_WHAT YOU NEED TO DO_: In the entries below, identify every line with the string "sont" and copy it.

[Stored data entries]
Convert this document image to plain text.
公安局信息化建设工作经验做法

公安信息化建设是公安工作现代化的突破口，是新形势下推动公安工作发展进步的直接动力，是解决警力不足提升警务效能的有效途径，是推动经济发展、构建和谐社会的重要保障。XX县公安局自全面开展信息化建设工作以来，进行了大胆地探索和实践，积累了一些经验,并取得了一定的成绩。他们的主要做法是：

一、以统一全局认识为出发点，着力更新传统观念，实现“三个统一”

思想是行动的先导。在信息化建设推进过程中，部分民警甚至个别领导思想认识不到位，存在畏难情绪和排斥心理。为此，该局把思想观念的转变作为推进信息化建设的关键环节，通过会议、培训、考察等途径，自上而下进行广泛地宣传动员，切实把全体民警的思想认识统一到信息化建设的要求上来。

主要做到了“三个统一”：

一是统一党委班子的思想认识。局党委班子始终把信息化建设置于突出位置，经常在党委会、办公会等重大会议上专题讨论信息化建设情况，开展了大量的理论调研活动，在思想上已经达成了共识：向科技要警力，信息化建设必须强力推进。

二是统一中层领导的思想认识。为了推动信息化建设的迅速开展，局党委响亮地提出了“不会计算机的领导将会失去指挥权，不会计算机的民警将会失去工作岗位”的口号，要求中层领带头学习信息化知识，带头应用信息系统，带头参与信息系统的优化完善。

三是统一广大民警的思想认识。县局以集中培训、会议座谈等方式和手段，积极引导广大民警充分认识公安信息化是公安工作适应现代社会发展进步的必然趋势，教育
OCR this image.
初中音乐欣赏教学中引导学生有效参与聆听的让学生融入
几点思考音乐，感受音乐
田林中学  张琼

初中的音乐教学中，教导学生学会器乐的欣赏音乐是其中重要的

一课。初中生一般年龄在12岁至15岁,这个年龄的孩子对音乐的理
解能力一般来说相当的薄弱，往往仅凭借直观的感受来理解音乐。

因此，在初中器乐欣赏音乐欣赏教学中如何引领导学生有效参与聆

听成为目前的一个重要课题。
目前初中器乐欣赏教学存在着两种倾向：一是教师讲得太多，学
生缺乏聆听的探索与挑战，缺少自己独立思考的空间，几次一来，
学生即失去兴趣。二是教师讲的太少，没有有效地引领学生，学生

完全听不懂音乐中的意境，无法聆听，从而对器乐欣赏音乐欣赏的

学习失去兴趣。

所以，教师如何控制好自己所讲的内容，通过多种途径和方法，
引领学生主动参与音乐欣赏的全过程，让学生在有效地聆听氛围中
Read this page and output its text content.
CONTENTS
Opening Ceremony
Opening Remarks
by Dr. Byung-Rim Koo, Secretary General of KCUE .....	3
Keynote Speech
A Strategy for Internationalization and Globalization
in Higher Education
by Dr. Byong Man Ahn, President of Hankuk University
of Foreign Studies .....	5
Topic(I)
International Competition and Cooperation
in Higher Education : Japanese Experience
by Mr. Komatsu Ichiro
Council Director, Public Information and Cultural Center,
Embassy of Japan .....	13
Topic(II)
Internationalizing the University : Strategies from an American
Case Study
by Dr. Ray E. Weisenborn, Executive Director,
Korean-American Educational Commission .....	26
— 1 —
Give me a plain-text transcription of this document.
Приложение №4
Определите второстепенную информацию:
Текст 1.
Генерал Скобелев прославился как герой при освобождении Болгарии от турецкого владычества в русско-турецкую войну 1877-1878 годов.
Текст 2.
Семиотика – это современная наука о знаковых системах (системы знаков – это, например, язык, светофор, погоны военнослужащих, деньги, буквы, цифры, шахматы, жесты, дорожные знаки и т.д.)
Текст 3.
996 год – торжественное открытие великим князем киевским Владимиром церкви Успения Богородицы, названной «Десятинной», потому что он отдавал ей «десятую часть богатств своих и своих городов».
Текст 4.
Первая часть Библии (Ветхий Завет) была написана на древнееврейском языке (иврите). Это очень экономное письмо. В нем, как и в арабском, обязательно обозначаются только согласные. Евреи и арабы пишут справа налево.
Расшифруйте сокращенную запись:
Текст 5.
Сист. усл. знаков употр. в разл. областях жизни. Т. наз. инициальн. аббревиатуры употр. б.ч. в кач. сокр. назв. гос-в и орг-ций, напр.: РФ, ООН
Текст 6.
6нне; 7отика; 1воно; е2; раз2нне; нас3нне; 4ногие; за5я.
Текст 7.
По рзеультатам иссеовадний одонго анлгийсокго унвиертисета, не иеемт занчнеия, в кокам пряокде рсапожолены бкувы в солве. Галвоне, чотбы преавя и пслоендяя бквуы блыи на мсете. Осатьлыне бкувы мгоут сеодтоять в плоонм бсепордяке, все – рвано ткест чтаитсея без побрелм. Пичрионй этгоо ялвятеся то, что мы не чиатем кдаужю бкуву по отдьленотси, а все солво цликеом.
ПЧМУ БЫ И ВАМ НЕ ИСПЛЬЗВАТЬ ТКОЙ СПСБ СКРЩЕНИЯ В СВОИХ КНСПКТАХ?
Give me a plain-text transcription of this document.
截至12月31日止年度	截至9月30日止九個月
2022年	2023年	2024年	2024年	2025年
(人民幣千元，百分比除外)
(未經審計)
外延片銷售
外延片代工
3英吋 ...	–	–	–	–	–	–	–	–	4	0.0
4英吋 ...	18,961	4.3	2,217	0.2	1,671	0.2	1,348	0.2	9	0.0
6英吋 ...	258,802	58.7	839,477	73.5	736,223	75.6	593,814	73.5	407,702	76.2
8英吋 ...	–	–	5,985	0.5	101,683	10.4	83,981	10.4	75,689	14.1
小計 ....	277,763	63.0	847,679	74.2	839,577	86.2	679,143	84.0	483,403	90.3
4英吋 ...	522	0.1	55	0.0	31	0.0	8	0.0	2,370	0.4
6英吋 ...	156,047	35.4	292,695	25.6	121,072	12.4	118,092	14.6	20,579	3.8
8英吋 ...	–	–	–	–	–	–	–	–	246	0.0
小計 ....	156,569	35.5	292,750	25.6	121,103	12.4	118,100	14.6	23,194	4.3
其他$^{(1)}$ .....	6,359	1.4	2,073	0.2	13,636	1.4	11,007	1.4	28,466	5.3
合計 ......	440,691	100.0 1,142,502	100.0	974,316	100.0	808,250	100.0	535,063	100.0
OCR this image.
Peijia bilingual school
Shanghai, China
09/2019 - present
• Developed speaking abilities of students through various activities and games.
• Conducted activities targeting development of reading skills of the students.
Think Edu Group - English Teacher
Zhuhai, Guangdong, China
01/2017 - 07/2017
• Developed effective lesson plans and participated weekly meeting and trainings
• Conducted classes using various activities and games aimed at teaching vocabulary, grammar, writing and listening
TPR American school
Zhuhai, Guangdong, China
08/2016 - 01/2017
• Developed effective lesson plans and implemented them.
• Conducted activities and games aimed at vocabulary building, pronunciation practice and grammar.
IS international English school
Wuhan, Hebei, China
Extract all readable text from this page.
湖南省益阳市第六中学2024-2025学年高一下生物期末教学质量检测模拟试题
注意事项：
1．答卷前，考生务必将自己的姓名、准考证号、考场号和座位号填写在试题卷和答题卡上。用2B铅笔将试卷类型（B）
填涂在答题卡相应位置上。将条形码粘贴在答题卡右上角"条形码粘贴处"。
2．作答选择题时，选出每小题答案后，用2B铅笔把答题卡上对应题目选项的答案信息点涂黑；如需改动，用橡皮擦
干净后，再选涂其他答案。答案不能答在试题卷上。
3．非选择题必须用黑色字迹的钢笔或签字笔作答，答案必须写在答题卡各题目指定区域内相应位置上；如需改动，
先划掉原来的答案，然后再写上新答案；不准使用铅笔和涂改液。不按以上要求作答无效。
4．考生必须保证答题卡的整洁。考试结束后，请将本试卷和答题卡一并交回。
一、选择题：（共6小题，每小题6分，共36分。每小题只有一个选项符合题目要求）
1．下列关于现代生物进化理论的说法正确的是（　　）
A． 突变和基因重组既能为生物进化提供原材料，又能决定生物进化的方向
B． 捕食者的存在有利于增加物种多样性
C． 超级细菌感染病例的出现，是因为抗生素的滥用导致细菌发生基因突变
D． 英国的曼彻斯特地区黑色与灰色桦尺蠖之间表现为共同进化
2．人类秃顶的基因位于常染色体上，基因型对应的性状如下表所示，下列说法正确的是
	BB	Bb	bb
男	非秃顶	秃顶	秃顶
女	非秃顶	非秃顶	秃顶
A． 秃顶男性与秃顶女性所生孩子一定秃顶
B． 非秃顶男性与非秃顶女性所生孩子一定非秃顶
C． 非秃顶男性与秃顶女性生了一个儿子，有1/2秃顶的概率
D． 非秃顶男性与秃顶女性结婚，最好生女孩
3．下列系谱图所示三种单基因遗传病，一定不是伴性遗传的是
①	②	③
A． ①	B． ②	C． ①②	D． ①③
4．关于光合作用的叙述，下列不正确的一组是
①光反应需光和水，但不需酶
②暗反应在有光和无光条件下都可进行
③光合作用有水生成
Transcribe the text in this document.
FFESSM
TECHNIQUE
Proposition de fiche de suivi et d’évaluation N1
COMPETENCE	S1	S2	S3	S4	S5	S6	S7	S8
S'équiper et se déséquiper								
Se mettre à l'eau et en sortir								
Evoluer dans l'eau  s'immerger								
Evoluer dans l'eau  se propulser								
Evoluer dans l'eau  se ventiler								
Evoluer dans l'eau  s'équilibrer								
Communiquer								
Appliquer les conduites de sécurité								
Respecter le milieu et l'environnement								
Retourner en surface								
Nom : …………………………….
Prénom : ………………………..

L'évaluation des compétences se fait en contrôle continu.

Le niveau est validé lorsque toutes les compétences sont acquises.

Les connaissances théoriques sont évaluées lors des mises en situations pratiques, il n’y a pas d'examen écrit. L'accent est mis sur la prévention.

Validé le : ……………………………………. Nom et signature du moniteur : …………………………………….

_TASK ANSWER_:
Le niveau est validé lorsque toutes les compétences sont acquises.
Les connaissances théoriques sont évaluées lors des mises en situations pratiques, il n’y a pas d'examen écrit. L'accent est mis sur la prévention.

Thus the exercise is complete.